■ **SOAL LATIHAN**:
Jawablah pertanyaan berikut berdasarkan teks tentang asal mula manusia di bawah.
(a) Kultur apa yang disebut mengenal kisah penciptaan?
(b) Di kitab dan ayat mana kisah penciptaan manusia menurut Kitab Suci dapat ditemukan?
(c) Dari apa Tuhan Allah membentuk manusia menurut ayat yang dikutip?

■ **TEKS BACAAN**:
****************
Asal Mula Manusia
1.
Pengantar
Istilah “penciptan”
merupakan hal yang transendental terhadap kenyataan real. Penciptaan harus
diandaikan sebagai prinsip atau penyebab metaphysis. Penciptaan menjelaskan
asal, alasan dari semua kenyataan yang tercipta, dan menjelaskan alasan yang
terus-menerus memberi kualitas bagi sesuatu yang tidak ada menjadi ada.
Banyak mitologi-mitologi
mengenai penciptaan (terutama mengenai penciptaan manusia). Dalam setiap agama
terdapat pandangan dan kepercayaan tersendiri mengenai penciptaan manusia.
Bukan hanya dari sudut pandang agama, tetapi juga dari sudut pandang budaya,
negara atau bangsa serta sudut pandang lain. Di balik semua itu banyak sekali
perbedaan, tetapi tidak dapat dipungkiri secara garis besar ada kemiripan di
setiap mitologi tersebut. Dengan mudah orang dapat menjelaskan siapa atau apa
itu manusia, tetapi, tahukah kita sejak kapan manusia tercipta dan bagaimana
manusia itu diciptakan?
Kultur Batak Toba mengenal
kisah penciptaan. Kisah penciptaan itu berangkat dari dunia ilahi yang berbeda
dari manusia dan wujud yang tak terbatas. Ajaran penciptaan berbicara tentang
dimensi baru tentang sesuatu yang harus diandaikan sebagai sebab dan pendasaran
dari kenyataan real yang ada.
2.
Penciptaan Manusia Berdasarkan Kitab Suci
Kitab suci sebagai “buku iman”
dari umat kristiani memiliki pandangan tersendiri mengenai kisah terjadinya
atau kisah penciptaan manusia.
2.1
Ayat Kitab Suci
Kisah
penciptaan manusia berdasarkan Kitab Suci, dapat kita temukan dalam kitab
Kejadian 2:4b-25
Ketika Tuhan Allah menjadikan
bumi dan langit,-- belum ada semak apa pun di bumi, belum timbul
tumbuh-tumbuhan apa pun di padang, sebab Tuhan Allah belum menurunkan hujan ke
bumi, dan belum ada orang untuk mengusahakan tanah itu; tetapi ada kabut naik
ke atas dari bumi dan membasahi seluruh permukaan bumi itu,-- ketika itulah Tuhan
Allah membentuk manusia itu dari debu tanah dan menghembuskan nafas hidup ke
dalam hidungnya; demikianlah manusia itu menjadi makhluk yang hidup.
****************
■ **CUPLIKAN SUMBER**:
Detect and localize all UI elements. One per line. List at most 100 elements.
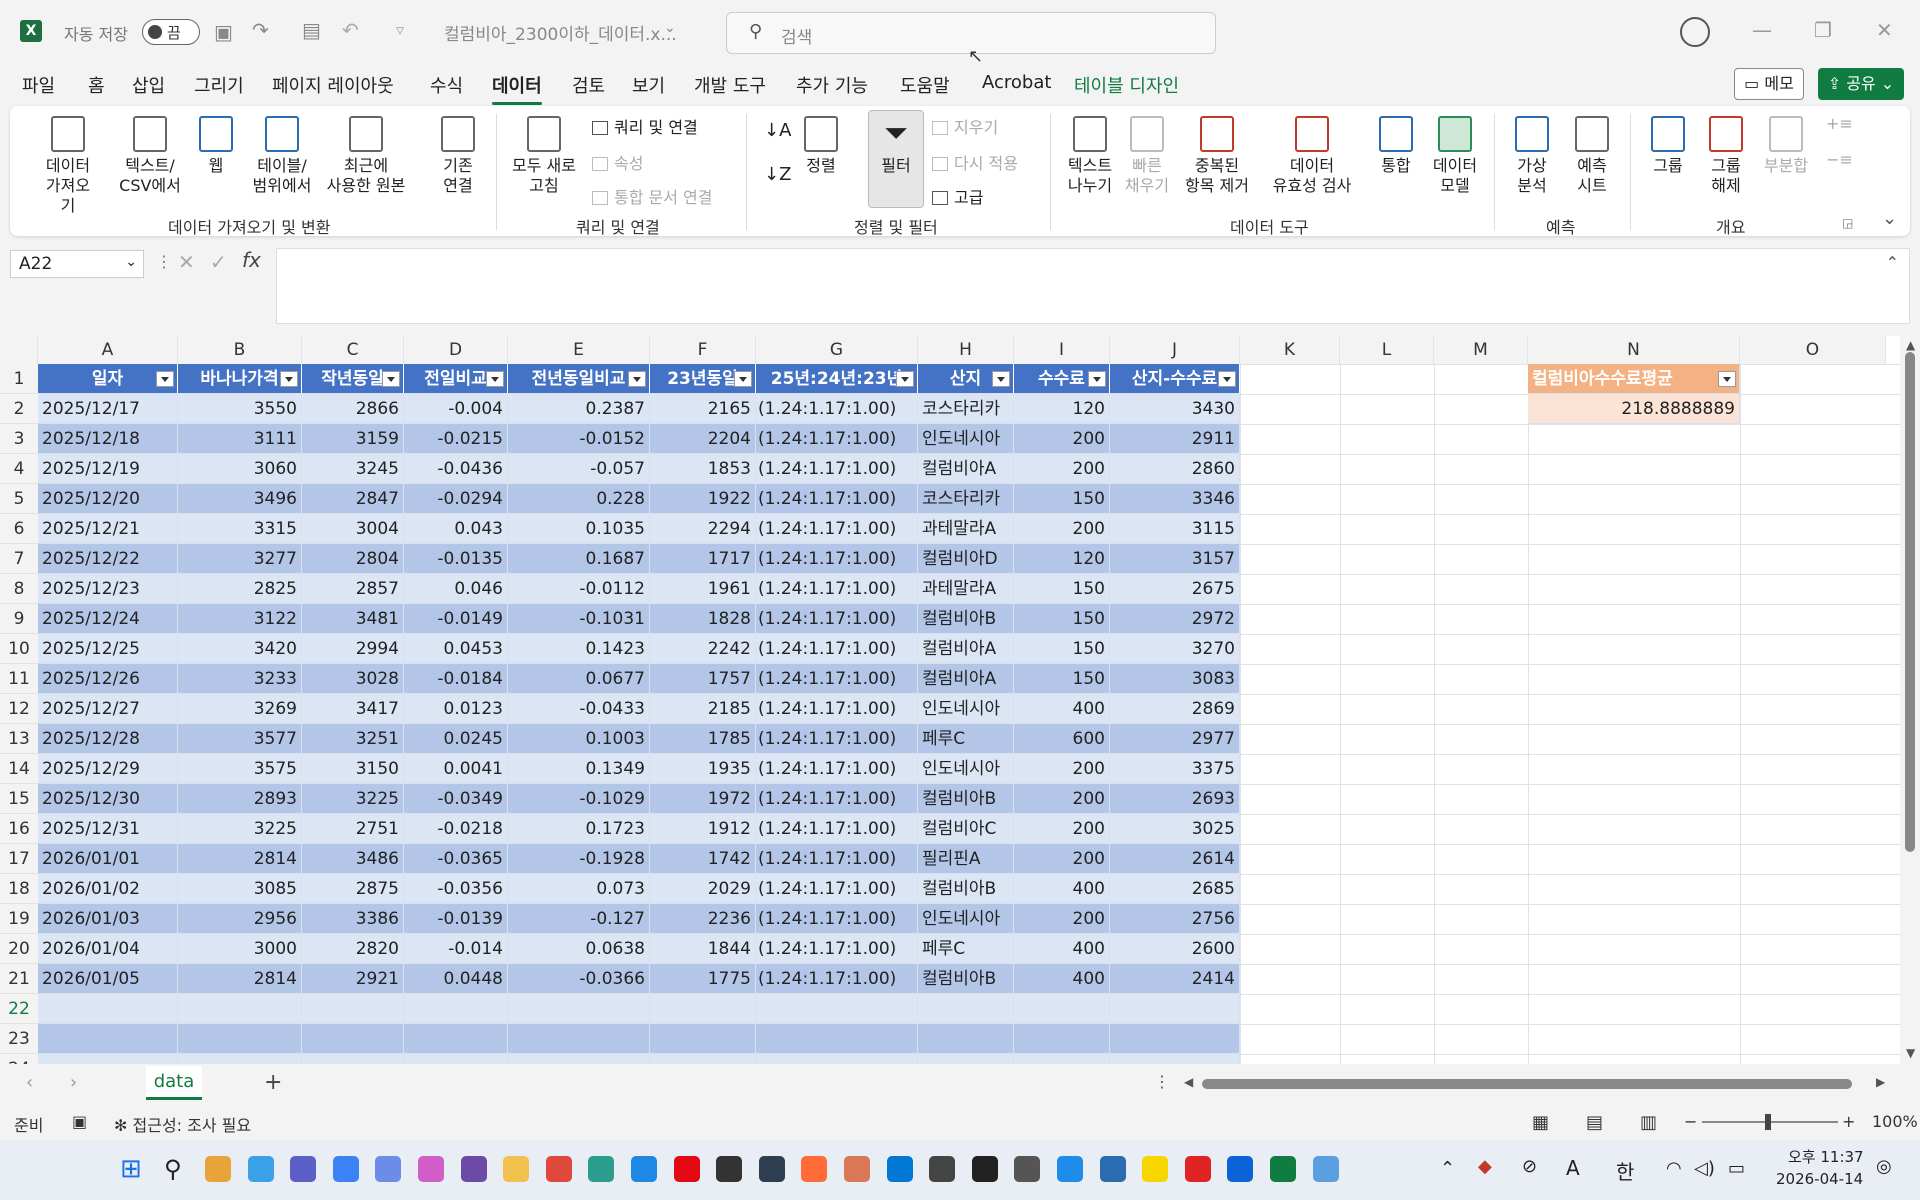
****************
■ **JAWABAN SOAL**:
(a) Kultur Batak Toba.
(b) Kitab Kejadian 2:4b-25.
(c) Dari debu tanah.